- [PROBLEM TO SOLVE]
Every line of the material that follows must be printed again exactly.
--- start of AVAILABLE RECORDS ---
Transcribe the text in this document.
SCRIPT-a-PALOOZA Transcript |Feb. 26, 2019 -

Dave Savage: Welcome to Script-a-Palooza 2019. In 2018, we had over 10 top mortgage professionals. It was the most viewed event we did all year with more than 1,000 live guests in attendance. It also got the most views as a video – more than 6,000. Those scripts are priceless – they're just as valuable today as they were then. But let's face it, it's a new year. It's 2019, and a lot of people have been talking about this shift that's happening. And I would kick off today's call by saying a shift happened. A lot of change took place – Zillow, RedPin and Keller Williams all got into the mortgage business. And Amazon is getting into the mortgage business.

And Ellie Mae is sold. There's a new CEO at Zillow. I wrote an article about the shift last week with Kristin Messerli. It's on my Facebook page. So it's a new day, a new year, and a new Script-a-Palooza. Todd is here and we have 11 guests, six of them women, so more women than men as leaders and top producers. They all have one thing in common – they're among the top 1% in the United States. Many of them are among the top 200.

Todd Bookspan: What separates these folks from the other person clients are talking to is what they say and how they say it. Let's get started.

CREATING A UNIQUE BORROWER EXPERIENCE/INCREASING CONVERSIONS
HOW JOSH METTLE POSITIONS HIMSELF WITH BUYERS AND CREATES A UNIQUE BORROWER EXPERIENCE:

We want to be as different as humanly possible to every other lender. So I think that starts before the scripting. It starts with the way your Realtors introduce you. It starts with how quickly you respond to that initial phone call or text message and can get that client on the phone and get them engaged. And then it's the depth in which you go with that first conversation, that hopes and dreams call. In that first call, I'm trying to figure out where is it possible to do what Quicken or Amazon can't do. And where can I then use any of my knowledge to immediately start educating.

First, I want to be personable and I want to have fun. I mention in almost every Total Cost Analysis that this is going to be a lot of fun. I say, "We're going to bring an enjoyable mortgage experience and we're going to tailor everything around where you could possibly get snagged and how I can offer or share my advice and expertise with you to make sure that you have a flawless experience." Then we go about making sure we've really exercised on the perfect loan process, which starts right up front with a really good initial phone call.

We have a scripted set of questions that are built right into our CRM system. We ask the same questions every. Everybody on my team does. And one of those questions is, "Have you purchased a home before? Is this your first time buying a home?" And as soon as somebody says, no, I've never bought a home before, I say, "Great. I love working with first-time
--- end of AVAILABLE RECORDS ---
- [THE RESPONSE]
Transcribe the text in this document.
SCRIPT-a-PALOOZA Transcript |Feb. 26, 2019 -

Dave Savage: Welcome to Script-a-Palooza 2019. In 2018, we had over 10 top mortgage professionals. It was the most viewed event we did all year with more than 1,000 live guests in attendance. It also got the most views as a video – more than 6,000. Those scripts are priceless – they're just as valuable today as they were then. But let's face it, it's a new year. It's 2019, and a lot of people have been talking about this shift that's happening. And I would kick off today's call by saying a shift happened. A lot of change took place – Zillow, RedPin and Keller Williams all got into the mortgage business. And Amazon is getting into the mortgage business.

And Ellie Mae is sold. There's a new CEO at Zillow. I wrote an article about the shift last week with Kristin Messerli. It's on my Facebook page. So it's a new day, a new year, and a new Script-a-Palooza. Todd is here and we have 11 guests, six of them women, so more women than men as leaders and top producers. They all have one thing in common – they're among the top 1% in the United States. Many of them are among the top 200.

Todd Bookspan: What separates these folks from the other person clients are talking to is what they say and how they say it. Let's get started.

CREATING A UNIQUE BORROWER EXPERIENCE/INCREASING CONVERSIONS
HOW JOSH METTLE POSITIONS HIMSELF WITH BUYERS AND CREATES A UNIQUE BORROWER EXPERIENCE:

We want to be as different as humanly possible to every other lender. So I think that starts before the scripting. It starts with the way your Realtors introduce you. It starts with how quickly you respond to that initial phone call or text message and can get that client on the phone and get them engaged. And then it's the depth in which you go with that first conversation, that hopes and dreams call. In that first call, I'm trying to figure out where is it possible to do what Quicken or Amazon can't do. And where can I then use any of my knowledge to immediately start educating.

First, I want to be personable and I want to have fun. I mention in almost every Total Cost Analysis that this is going to be a lot of fun. I say, "We're going to bring an enjoyable mortgage experience and we're going to tailor everything around where you could possibly get snagged and how I can offer or share my advice and expertise with you to make sure that you have a flawless experience." Then we go about making sure we've really exercised on the perfect loan process, which starts right up front with a really good initial phone call.

We have a scripted set of questions that are built right into our CRM system. We ask the same questions every. Everybody on my team does. And one of those questions is, "Have you purchased a home before? Is this your first time buying a home?" And as soon as somebody says, no, I've never bought a home before, I say, "Great. I love working with first-time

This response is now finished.